» **WORK TO COMPLETE**: All lines featuring the string "grado" are to be listed.

» **DATA SHOWN**:
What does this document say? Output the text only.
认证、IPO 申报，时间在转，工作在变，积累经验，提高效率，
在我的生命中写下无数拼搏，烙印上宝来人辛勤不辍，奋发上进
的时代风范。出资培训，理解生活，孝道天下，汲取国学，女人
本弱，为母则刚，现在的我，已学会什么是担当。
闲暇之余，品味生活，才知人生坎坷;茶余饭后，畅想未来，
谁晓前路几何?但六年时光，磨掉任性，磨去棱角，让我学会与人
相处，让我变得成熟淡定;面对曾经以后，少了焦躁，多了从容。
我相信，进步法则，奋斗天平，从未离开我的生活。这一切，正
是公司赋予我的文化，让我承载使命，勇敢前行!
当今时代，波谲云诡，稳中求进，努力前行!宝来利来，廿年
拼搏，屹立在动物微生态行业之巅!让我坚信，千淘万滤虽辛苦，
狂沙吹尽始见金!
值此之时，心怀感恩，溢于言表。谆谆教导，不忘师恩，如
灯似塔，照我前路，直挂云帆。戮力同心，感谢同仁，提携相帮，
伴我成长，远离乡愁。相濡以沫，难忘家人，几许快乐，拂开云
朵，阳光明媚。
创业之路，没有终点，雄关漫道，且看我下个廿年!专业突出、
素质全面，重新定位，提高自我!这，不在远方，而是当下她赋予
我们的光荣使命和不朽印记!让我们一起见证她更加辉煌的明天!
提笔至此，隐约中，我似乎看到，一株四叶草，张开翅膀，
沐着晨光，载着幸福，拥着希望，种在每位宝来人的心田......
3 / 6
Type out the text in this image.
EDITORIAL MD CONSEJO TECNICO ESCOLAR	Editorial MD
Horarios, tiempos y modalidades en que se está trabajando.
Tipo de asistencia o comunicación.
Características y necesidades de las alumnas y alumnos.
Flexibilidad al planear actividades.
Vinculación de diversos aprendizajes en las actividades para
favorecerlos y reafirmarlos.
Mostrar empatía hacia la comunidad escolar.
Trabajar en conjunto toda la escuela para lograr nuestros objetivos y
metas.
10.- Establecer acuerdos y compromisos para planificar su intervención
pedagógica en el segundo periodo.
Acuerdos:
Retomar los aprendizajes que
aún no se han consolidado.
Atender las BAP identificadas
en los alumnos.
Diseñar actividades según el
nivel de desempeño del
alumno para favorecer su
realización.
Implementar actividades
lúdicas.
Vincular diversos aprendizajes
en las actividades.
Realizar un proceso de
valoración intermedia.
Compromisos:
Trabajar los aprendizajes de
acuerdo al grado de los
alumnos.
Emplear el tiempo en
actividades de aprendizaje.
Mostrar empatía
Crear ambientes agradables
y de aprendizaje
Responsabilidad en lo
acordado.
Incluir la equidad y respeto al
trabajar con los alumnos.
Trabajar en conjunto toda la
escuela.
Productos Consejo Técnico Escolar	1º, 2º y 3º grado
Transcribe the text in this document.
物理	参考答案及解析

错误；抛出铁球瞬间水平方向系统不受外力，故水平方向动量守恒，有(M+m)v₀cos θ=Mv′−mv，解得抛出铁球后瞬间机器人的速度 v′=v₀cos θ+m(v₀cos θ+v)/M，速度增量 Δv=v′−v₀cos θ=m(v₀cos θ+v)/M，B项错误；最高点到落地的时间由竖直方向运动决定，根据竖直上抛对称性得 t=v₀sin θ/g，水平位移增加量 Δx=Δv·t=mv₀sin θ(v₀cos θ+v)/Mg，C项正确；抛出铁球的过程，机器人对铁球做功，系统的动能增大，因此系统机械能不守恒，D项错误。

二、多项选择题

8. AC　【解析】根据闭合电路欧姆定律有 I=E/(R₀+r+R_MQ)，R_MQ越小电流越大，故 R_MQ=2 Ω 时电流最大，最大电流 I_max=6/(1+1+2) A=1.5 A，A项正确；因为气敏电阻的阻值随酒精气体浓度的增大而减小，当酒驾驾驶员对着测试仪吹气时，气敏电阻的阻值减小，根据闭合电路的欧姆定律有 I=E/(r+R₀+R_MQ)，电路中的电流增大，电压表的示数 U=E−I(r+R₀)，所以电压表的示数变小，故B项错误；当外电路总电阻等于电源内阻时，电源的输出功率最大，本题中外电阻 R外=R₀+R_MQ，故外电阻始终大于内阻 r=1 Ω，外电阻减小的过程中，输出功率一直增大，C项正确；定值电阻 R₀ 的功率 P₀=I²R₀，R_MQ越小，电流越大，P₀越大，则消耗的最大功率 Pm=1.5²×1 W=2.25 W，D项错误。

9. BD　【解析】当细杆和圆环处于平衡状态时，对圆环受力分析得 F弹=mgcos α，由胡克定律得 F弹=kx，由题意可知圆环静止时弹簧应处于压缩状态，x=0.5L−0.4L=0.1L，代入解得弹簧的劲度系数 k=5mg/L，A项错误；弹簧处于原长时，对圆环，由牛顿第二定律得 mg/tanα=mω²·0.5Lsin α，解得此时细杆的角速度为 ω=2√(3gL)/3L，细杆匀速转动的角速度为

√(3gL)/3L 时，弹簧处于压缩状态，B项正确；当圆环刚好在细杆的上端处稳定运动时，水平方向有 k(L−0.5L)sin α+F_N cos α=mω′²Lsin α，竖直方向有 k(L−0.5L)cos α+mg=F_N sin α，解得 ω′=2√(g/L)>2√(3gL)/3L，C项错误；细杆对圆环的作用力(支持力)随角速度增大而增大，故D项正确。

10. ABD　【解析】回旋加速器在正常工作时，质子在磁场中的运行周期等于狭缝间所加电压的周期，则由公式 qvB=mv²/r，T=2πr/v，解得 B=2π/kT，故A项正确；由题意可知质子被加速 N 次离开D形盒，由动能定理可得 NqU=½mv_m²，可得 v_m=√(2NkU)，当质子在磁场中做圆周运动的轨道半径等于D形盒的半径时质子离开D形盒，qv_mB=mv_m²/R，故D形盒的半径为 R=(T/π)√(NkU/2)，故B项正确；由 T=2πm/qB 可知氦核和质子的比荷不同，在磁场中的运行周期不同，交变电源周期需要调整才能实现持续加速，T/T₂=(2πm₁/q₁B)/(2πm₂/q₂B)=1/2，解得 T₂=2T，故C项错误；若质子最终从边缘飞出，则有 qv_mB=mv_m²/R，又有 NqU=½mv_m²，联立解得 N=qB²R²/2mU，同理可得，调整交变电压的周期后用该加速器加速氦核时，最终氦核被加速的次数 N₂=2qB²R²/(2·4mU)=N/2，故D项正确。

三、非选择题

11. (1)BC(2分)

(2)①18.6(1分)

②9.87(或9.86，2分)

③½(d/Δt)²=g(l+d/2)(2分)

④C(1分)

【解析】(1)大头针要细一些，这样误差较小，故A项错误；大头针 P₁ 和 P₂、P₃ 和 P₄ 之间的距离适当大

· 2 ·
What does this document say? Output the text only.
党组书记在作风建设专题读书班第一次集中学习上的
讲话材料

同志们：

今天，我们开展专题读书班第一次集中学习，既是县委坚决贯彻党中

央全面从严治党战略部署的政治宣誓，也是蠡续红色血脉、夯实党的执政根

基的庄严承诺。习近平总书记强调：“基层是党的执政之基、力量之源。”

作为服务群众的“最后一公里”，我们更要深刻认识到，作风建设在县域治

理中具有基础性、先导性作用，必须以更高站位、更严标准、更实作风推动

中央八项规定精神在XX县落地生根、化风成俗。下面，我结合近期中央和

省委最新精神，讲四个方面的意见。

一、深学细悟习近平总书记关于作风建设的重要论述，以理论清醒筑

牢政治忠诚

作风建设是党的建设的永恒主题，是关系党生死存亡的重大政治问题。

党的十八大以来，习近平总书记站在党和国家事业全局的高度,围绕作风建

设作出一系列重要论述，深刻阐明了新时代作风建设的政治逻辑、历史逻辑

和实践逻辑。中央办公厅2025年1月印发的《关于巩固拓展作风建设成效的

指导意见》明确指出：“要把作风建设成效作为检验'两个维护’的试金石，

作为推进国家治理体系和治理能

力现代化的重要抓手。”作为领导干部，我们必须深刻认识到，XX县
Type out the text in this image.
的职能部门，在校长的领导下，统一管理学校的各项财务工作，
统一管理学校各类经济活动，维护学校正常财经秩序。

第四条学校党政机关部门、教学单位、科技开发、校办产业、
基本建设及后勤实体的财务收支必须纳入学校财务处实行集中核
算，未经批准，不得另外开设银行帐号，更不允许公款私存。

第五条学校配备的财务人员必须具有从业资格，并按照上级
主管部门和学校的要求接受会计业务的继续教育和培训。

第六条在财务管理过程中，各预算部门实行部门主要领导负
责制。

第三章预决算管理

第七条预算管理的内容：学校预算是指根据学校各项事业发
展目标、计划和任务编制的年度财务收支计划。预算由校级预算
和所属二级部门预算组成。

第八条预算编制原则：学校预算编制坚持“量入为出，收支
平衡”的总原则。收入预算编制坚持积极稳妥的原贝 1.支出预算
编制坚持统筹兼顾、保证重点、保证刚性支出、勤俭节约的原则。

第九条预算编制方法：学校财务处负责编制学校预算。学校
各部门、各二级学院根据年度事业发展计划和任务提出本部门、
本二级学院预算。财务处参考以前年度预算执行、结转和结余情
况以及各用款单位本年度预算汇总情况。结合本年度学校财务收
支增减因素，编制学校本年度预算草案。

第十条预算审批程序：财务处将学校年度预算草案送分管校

» **SOLUTION TO THIS EXERCISE**:
acuerdo al grado de los
Productos Consejo Técnico Escolar	1º, 2º y 3º grado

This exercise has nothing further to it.